** begin Information given **

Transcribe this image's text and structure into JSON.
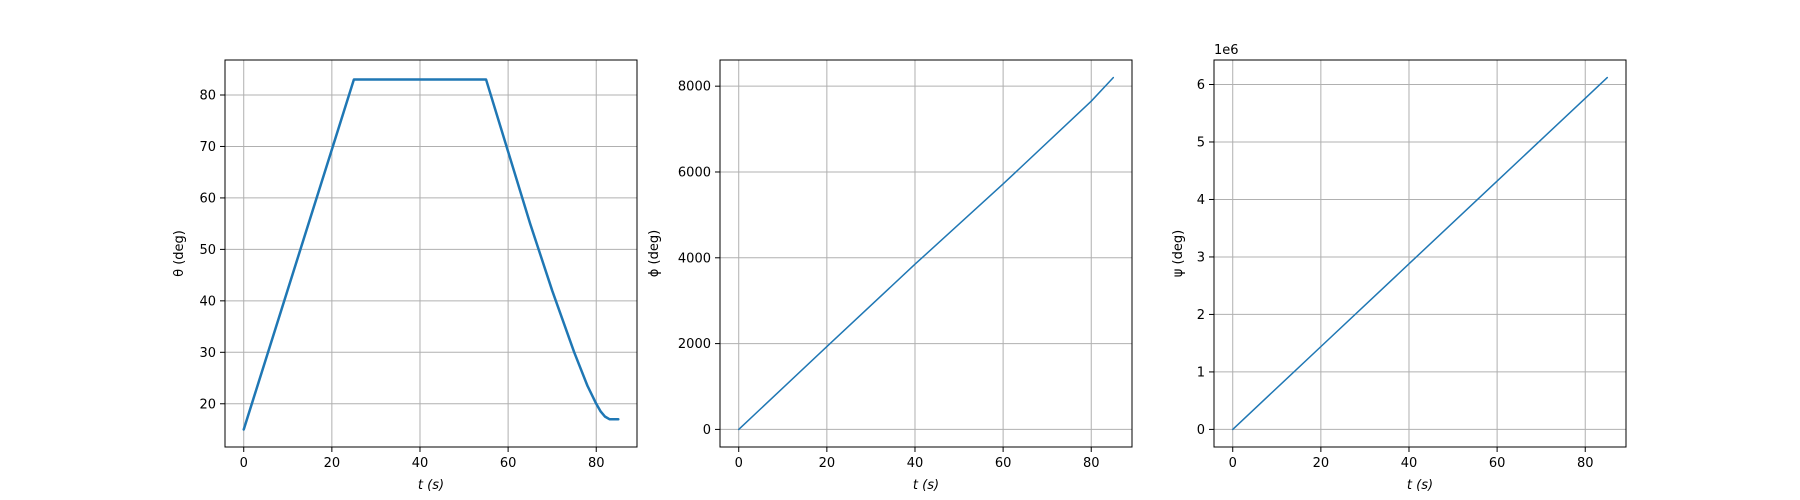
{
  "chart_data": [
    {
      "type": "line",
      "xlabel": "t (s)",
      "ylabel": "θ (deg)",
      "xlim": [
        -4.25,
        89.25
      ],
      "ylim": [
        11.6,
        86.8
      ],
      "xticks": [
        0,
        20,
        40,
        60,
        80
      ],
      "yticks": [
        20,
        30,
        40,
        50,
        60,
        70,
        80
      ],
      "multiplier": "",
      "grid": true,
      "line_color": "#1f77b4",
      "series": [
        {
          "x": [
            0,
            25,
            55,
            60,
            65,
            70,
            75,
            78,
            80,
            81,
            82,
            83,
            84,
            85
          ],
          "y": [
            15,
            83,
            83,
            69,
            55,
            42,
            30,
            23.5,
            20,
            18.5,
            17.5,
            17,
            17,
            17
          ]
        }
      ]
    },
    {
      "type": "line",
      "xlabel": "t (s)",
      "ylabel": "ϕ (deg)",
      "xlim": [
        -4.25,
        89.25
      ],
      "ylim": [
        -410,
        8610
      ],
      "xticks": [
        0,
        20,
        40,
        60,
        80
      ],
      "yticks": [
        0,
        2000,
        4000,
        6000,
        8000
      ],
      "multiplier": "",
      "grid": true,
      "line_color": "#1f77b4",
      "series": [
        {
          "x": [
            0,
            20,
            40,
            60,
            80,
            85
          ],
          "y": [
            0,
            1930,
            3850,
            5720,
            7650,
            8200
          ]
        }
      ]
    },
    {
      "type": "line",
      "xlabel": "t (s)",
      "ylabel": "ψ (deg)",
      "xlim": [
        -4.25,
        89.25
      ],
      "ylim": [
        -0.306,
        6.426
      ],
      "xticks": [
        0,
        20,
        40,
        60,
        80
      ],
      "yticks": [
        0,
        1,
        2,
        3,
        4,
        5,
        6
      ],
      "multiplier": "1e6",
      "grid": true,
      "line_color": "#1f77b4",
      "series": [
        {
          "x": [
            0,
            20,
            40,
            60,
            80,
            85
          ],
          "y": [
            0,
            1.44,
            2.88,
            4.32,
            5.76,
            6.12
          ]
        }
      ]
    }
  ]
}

** end Information given **

Without the pictures, return all the records precisely as they stand.

Transcribe this image's text and structure into JSON.
{
  "chart_data": [
    {
      "type": "line",
      "xlabel": "t (s)",
      "ylabel": "θ (deg)",
      "xlim": [
        -4.25,
        89.25
      ],
      "ylim": [
        11.6,
        86.8
      ],
      "xticks": [
        0,
        20,
        40,
        60,
        80
      ],
      "yticks": [
        20,
        30,
        40,
        50,
        60,
        70,
        80
      ],
      "multiplier": "",
      "grid": true,
      "line_color": "#1f77b4",
      "series": [
        {
          "x": [
            0,
            25,
            55,
            60,
            65,
            70,
            75,
            78,
            80,
            81,
            82,
            83,
            84,
            85
          ],
          "y": [
            15,
            83,
            83,
            69,
            55,
            42,
            30,
            23.5,
            20,
            18.5,
            17.5,
            17,
            17,
            17
          ]
        }
      ]
    },
    {
      "type": "line",
      "xlabel": "t (s)",
      "ylabel": "ϕ (deg)",
      "xlim": [
        -4.25,
        89.25
      ],
      "ylim": [
        -410,
        8610
      ],
      "xticks": [
        0,
        20,
        40,
        60,
        80
      ],
      "yticks": [
        0,
        2000,
        4000,
        6000,
        8000
      ],
      "multiplier": "",
      "grid": true,
      "line_color": "#1f77b4",
      "series": [
        {
          "x": [
            0,
            20,
            40,
            60,
            80,
            85
          ],
          "y": [
            0,
            1930,
            3850,
            5720,
            7650,
            8200
          ]
        }
      ]
    },
    {
      "type": "line",
      "xlabel": "t (s)",
      "ylabel": "ψ (deg)",
      "xlim": [
        -4.25,
        89.25
      ],
      "ylim": [
        -0.306,
        6.426
      ],
      "xticks": [
        0,
        20,
        40,
        60,
        80
      ],
      "yticks": [
        0,
        1,
        2,
        3,
        4,
        5,
        6
      ],
      "multiplier": "1e6",
      "grid": true,
      "line_color": "#1f77b4",
      "series": [
        {
          "x": [
            0,
            20,
            40,
            60,
            80,
            85
          ],
          "y": [
            0,
            1.44,
            2.88,
            4.32,
            5.76,
            6.12
          ]
        }
      ]
    }
  ]
}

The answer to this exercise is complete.